## Written instruction
How many of the lines below include "through"? Give the number and no other words.

## Source records
==============================
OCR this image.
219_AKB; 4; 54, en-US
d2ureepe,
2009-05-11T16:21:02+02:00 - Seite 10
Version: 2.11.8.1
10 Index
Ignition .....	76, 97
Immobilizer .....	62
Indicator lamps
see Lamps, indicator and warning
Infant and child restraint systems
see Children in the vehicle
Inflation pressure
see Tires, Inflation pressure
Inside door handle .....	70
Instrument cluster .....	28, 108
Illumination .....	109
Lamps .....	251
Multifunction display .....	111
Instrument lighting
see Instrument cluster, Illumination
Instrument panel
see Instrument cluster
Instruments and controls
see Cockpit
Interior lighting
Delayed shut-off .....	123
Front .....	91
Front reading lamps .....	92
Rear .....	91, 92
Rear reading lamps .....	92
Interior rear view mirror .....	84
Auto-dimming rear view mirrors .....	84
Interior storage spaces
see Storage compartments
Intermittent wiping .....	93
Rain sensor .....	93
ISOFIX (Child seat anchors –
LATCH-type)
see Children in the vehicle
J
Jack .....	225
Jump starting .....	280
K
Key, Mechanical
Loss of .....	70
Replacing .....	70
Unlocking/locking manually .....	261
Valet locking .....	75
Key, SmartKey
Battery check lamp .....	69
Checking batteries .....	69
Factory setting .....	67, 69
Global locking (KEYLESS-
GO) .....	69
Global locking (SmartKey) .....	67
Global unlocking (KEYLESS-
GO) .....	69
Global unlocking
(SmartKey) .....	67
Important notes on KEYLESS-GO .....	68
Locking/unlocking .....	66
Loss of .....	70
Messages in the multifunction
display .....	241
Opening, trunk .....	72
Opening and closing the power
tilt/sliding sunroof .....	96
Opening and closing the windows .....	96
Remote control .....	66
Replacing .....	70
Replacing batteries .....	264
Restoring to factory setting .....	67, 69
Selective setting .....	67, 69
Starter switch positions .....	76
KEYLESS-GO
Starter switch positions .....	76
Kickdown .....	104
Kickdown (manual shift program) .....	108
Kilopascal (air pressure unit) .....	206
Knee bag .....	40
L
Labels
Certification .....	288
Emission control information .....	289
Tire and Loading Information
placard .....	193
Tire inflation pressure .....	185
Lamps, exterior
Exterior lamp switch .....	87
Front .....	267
==============================
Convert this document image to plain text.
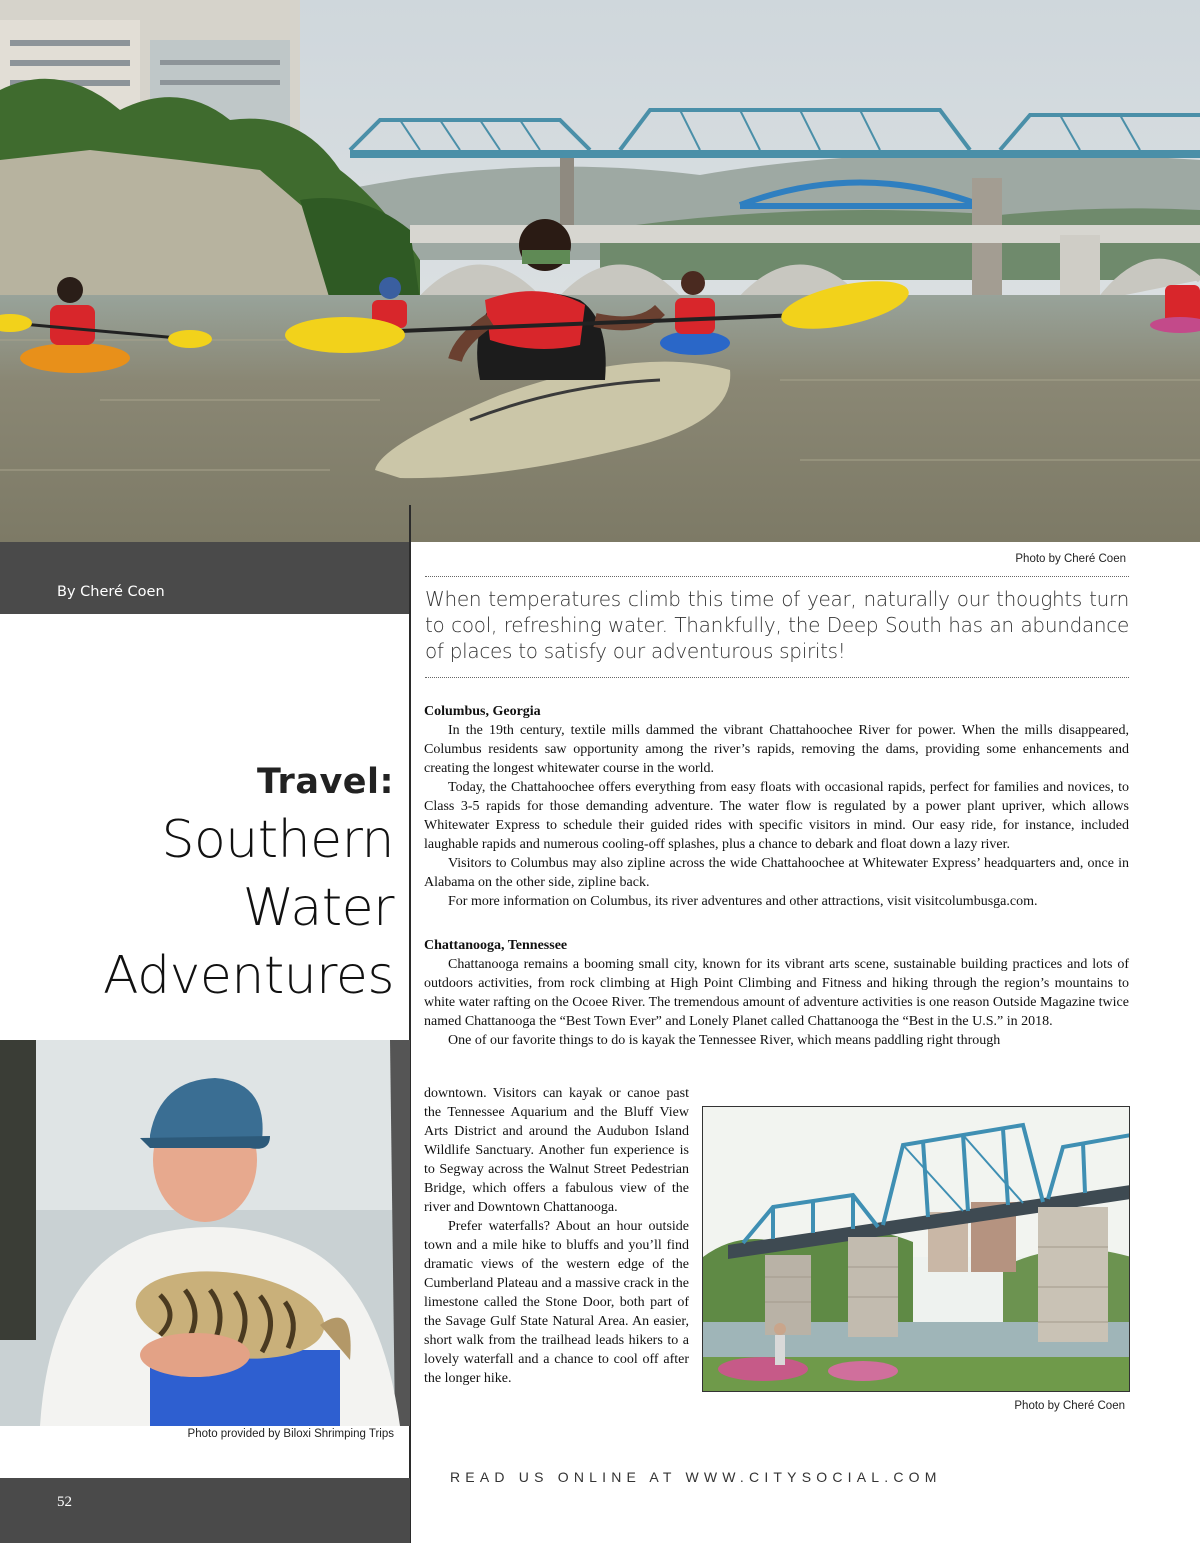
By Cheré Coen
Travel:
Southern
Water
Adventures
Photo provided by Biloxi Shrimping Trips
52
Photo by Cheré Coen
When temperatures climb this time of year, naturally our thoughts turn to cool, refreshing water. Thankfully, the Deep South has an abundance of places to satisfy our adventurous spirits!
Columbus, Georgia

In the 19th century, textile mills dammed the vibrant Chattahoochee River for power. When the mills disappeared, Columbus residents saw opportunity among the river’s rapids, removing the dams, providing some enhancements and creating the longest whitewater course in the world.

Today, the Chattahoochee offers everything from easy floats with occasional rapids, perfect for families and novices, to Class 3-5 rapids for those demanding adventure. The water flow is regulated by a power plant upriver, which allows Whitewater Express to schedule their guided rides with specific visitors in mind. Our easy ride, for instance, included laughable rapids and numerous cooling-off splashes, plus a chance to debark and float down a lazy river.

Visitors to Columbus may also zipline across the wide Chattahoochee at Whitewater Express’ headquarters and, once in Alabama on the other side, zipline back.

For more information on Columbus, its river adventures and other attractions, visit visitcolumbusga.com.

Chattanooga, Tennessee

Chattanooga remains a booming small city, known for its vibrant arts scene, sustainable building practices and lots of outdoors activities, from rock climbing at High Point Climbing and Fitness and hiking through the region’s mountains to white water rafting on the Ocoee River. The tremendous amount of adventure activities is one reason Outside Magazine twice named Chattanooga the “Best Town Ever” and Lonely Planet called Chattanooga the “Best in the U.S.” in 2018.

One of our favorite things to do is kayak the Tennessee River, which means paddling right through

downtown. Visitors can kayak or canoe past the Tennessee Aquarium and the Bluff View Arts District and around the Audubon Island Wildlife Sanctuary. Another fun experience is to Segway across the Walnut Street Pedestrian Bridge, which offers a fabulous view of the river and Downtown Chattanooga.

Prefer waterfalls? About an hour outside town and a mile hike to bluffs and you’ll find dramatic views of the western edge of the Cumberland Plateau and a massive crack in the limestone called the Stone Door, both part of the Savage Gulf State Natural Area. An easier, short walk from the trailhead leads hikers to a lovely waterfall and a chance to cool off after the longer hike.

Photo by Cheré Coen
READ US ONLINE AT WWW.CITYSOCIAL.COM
==============================
## Response below
2